The listing below should be copied in full, word for word.

──────────

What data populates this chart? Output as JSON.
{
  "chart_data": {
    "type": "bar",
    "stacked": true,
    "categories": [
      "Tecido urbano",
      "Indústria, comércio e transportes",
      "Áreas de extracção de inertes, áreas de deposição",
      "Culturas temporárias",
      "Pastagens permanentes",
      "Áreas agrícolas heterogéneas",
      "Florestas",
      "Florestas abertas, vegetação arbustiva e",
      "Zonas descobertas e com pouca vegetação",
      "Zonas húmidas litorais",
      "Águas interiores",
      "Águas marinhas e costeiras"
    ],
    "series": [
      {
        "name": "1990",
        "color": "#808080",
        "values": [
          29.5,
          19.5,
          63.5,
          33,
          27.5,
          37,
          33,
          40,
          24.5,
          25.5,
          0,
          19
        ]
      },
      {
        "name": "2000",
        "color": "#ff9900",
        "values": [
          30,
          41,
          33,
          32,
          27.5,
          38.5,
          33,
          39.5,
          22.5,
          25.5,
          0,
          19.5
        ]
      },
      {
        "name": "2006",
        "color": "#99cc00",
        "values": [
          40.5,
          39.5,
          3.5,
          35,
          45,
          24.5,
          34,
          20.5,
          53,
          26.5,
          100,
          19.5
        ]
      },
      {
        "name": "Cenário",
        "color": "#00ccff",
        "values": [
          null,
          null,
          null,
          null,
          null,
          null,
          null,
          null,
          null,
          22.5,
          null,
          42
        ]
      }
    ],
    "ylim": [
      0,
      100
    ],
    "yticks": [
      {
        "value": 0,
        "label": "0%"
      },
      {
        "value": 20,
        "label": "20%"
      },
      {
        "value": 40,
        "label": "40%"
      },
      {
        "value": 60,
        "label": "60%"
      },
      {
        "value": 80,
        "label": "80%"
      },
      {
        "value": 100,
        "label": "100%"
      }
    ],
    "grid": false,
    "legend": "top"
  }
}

──────────

Problem solution:
What data populates this chart? Output as JSON.
{
  "chart_data": {
    "type": "bar",
    "stacked": true,
    "categories": [
      "Tecido urbano",
      "Indústria, comércio e transportes",
      "Áreas de extracção de inertes, áreas de deposição",
      "Culturas temporárias",
      "Pastagens permanentes",
      "Áreas agrícolas heterogéneas",
      "Florestas",
      "Florestas abertas, vegetação arbustiva e",
      "Zonas descobertas e com pouca vegetação",
      "Zonas húmidas litorais",
      "Águas interiores",
      "Águas marinhas e costeiras"
    ],
    "series": [
      {
        "name": "1990",
        "color": "#808080",
        "values": [
          29.5,
          19.5,
          63.5,
          33,
          27.5,
          37,
          33,
          40,
          24.5,
          25.5,
          0,
          19
        ]
      },
      {
        "name": "2000",
        "color": "#ff9900",
        "values": [
          30,
          41,
          33,
          32,
          27.5,
          38.5,
          33,
          39.5,
          22.5,
          25.5,
          0,
          19.5
        ]
      },
      {
        "name": "2006",
        "color": "#99cc00",
        "values": [
          40.5,
          39.5,
          3.5,
          35,
          45,
          24.5,
          34,
          20.5,
          53,
          26.5,
          100,
          19.5
        ]
      },
      {
        "name": "Cenário",
        "color": "#00ccff",
        "values": [
          null,
          null,
          null,
          null,
          null,
          null,
          null,
          null,
          null,
          22.5,
          null,
          42
        ]
      }
    ],
    "ylim": [
      0,
      100
    ],
    "yticks": [
      {
        "value": 0,
        "label": "0%"
      },
      {
        "value": 20,
        "label": "20%"
      },
      {
        "value": 40,
        "label": "40%"
      },
      {
        "value": 60,
        "label": "60%"
      },
      {
        "value": 80,
        "label": "80%"
      },
      {
        "value": 100,
        "label": "100%"
      }
    ],
    "grid": false,
    "legend": "top"
  }
}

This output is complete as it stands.